╭──

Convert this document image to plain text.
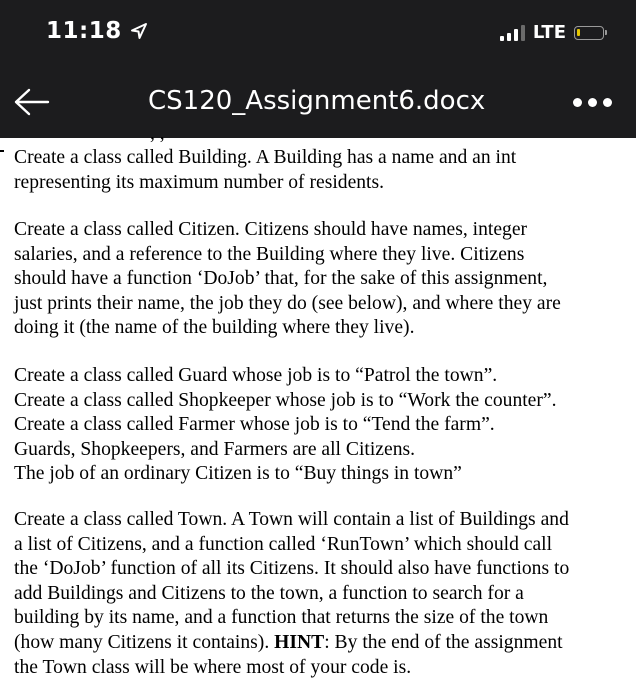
11:18	LTE
CS120_Assignment6.docx
, ,

Create a class called Building. A Building has a name and an int
representing its maximum number of residents.

Create a class called Citizen. Citizens should have names, integer
salaries, and a reference to the Building where they live. Citizens
should have a function ‘DoJob’ that, for the sake of this assignment,
just prints their name, the job they do (see below), and where they are
doing it (the name of the building where they live).

Create a class called Guard whose job is to “Patrol the town”.
Create a class called Shopkeeper whose job is to “Work the counter”.
Create a class called Farmer whose job is to “Tend the farm”.
Guards, Shopkeepers, and Farmers are all Citizens.
The job of an ordinary Citizen is to “Buy things in town”

Create a class called Town. A Town will contain a list of Buildings and
a list of Citizens, and a function called ‘RunTown’ which should call
the ‘DoJob’ function of all its Citizens. It should also have functions to
add Buildings and Citizens to the town, a function to search for a
building by its name, and a function that returns the size of the town
(how many Citizens it contains). HINT: By the end of the assignment
the Town class will be where most of your code is.
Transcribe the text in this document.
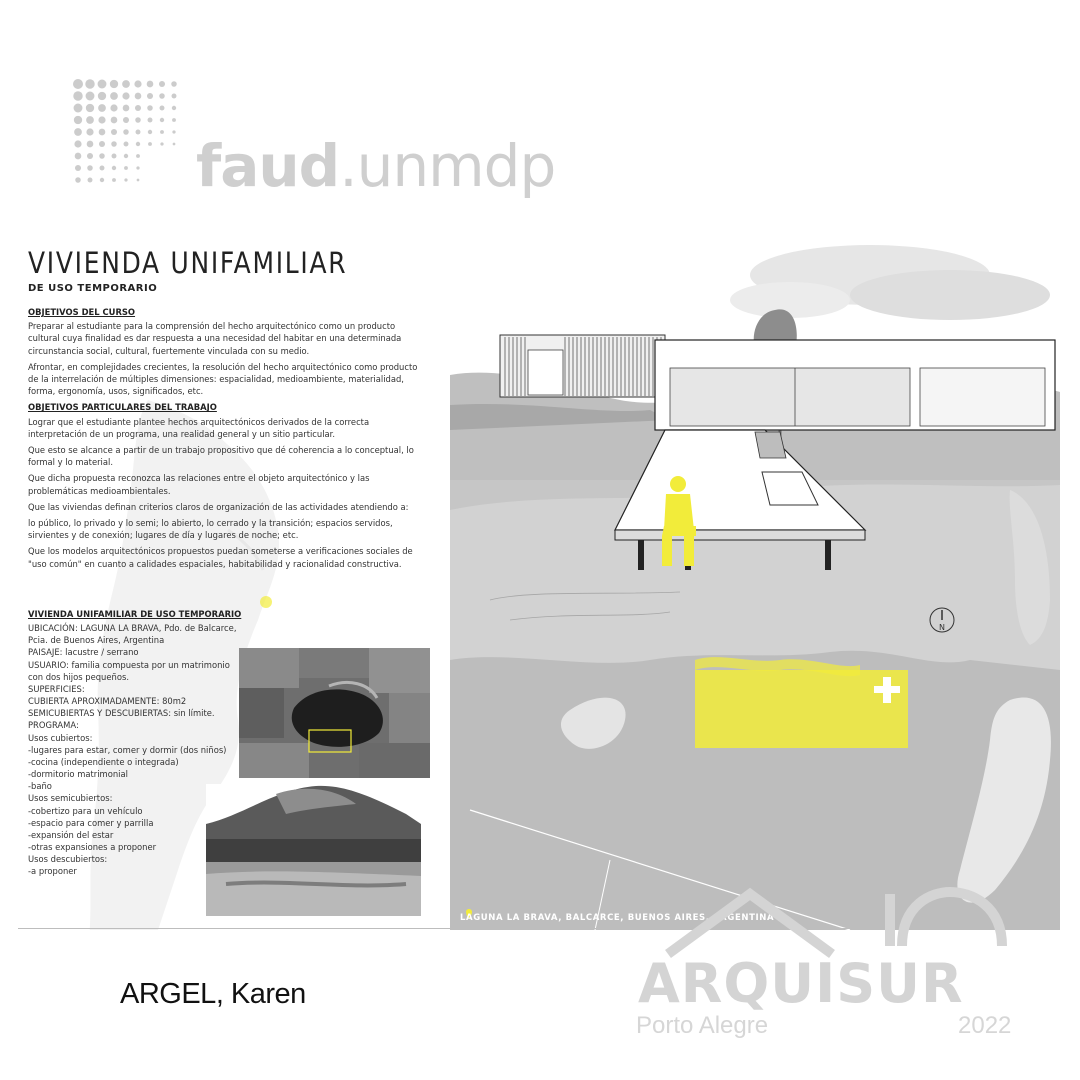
faud.unmdp
VIVIENDA UNIFAMILIAR
DE USO TEMPORARIO
OBJETIVOS DEL CURSO

Preparar al estudiante para la comprensión del hecho arquitectónico como un producto cultural cuya finalidad es dar respuesta a una necesidad del habitar en una determinada circunstancia social, cultural, fuertemente vinculada con su medio.

Afrontar, en complejidades crecientes, la resolución del hecho arquitectónico como producto de la interrelación de múltiples dimensiones: espacialidad, medioambiente, materialidad, forma, ergonomía, usos, significados, etc.

OBJETIVOS PARTICULARES DEL TRABAJO

Lograr que el estudiante plantee hechos arquitectónicos derivados de la correcta interpretación de un programa, una realidad general y un sitio particular.

Que esto se alcance a partir de un trabajo propositivo que dé coherencia a lo conceptual, lo formal y lo material.

Que dicha propuesta reconozca las relaciones entre el objeto arquitectónico y las problemáticas medioambientales.

Que las viviendas definan criterios claros de organización de las actividades atendiendo a:

lo público, lo privado y lo semi; lo abierto, lo cerrado y la transición; espacios servidos, sirvientes y de conexión; lugares de día y lugares de noche; etc.

Que los modelos arquitectónicos propuestos puedan someterse a verificaciones sociales de "uso común" en cuanto a calidades espaciales, habitabilidad y racionalidad constructiva.

VIVIENDA UNIFAMILIAR DE USO TEMPORARIO
UBICACIÓN: LAGUNA LA BRAVA, Pdo. de Balcarce,
Pcia. de Buenos Aires, Argentina
PAISAJE: lacustre / serrano
USUARIO: familia compuesta por un matrimonio
con dos hijos pequeños.
SUPERFICIES:
CUBIERTA APROXIMADAMENTE: 80m2
SEMICUBIERTAS Y DESCUBIERTAS: sin límite.
PROGRAMA:
Usos cubiertos:
-lugares para estar, comer y dormir (dos niños)
-cocina (independiente o integrada)
-dormitorio matrimonial
-baño
Usos semicubiertos:
-cobertizo para un vehículo
-espacio para comer y parrilla
-expansión del estar
-otras expansiones a proponer
Usos descubiertos:
-a proponer
N
LAGUNA LA BRAVA, BALCARCE, BUENOS AIRES, ARGENTINA
ARGEL, Karen	ARQUISUR
Porto Alegre	2022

╰──

- [REQUIREMENTS] Look through the records and count each line that holds "live". Write only the total.

- [CORRECT OUTPUT] 2